(Dataset records)
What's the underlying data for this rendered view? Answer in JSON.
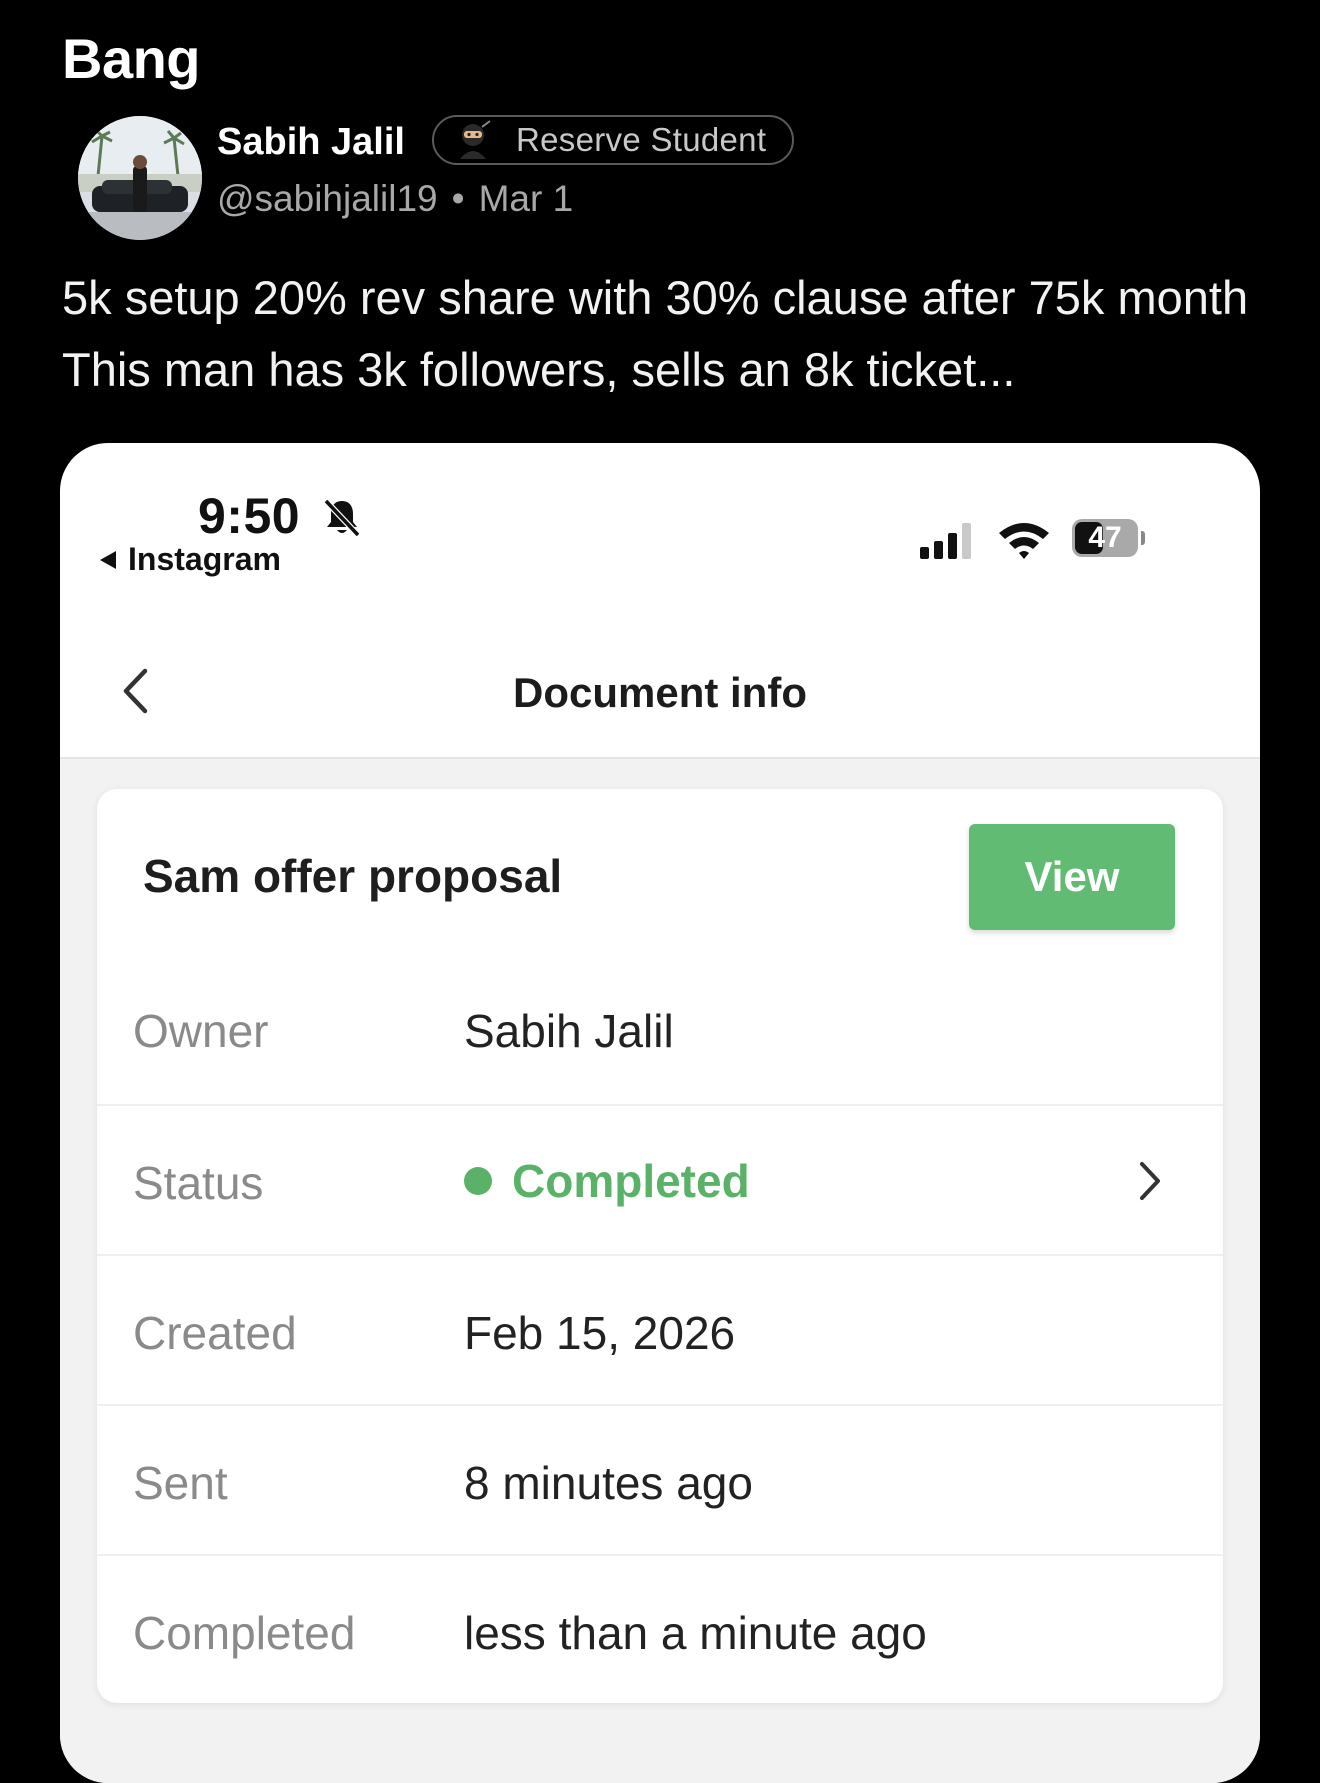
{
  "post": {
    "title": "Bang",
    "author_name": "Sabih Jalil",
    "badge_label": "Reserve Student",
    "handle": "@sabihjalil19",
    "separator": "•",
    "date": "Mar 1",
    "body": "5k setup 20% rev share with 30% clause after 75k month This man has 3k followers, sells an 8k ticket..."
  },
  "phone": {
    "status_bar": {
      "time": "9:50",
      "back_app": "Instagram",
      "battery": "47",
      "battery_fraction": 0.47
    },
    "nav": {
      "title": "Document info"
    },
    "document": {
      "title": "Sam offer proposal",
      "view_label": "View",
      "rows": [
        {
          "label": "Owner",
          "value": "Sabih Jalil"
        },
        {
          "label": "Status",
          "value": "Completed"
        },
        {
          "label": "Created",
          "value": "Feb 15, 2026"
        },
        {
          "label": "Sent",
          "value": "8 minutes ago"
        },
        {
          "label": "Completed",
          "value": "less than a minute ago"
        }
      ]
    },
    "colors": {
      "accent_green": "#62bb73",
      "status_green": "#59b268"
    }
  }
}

...

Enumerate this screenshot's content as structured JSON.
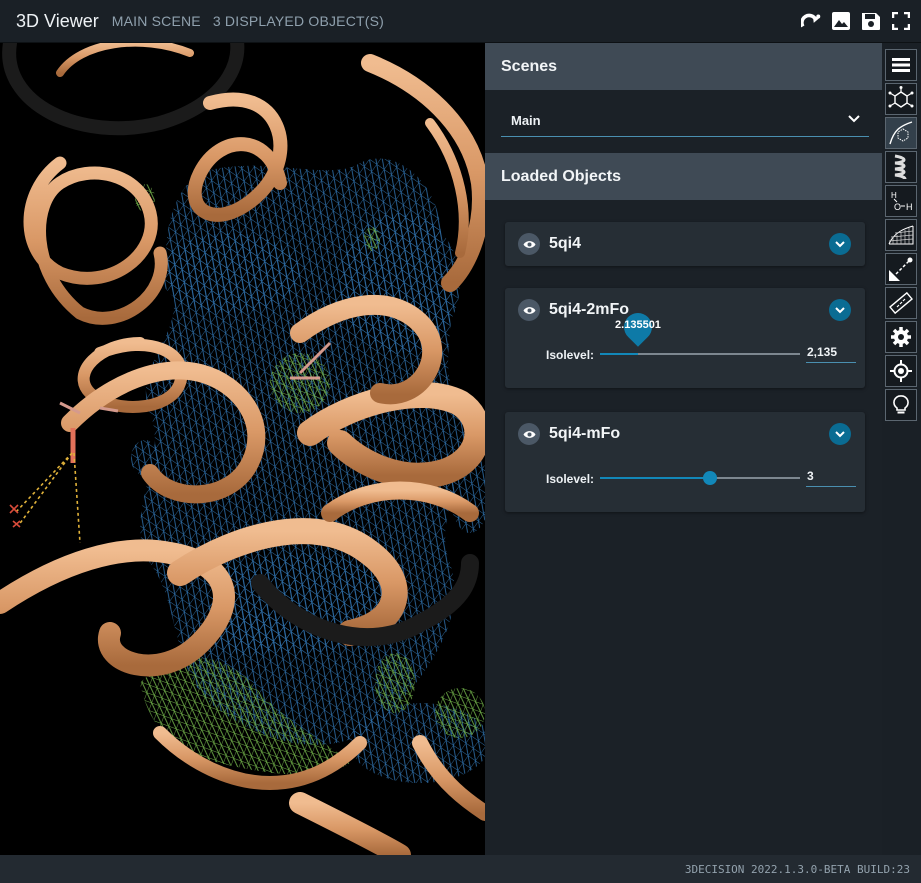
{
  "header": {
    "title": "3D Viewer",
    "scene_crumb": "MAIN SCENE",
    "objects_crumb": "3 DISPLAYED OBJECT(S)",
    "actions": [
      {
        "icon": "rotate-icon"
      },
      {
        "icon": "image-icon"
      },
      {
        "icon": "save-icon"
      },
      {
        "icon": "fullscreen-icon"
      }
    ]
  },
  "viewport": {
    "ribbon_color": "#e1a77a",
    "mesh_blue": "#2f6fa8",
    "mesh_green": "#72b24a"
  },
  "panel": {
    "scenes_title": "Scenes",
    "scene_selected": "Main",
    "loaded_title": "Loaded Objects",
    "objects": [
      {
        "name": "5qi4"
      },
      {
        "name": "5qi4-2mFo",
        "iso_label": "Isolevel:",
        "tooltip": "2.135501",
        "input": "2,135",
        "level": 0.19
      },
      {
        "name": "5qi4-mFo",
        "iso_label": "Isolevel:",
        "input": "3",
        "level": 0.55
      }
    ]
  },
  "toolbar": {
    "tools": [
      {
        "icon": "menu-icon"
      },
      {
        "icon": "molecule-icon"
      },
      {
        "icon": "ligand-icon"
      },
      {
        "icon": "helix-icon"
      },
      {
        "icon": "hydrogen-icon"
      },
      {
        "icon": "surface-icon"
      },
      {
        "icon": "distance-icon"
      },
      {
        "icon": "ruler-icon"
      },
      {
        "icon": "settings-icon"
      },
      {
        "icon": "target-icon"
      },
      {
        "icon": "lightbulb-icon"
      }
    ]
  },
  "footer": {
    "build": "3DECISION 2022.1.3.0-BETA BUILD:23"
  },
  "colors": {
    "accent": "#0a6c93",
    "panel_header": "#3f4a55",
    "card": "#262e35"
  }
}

▸ REQUIRED TASK
What is the number of lines in the listing that include the word "JSON"? Give that number and nothing else.

▸ TASK RESPONSE
2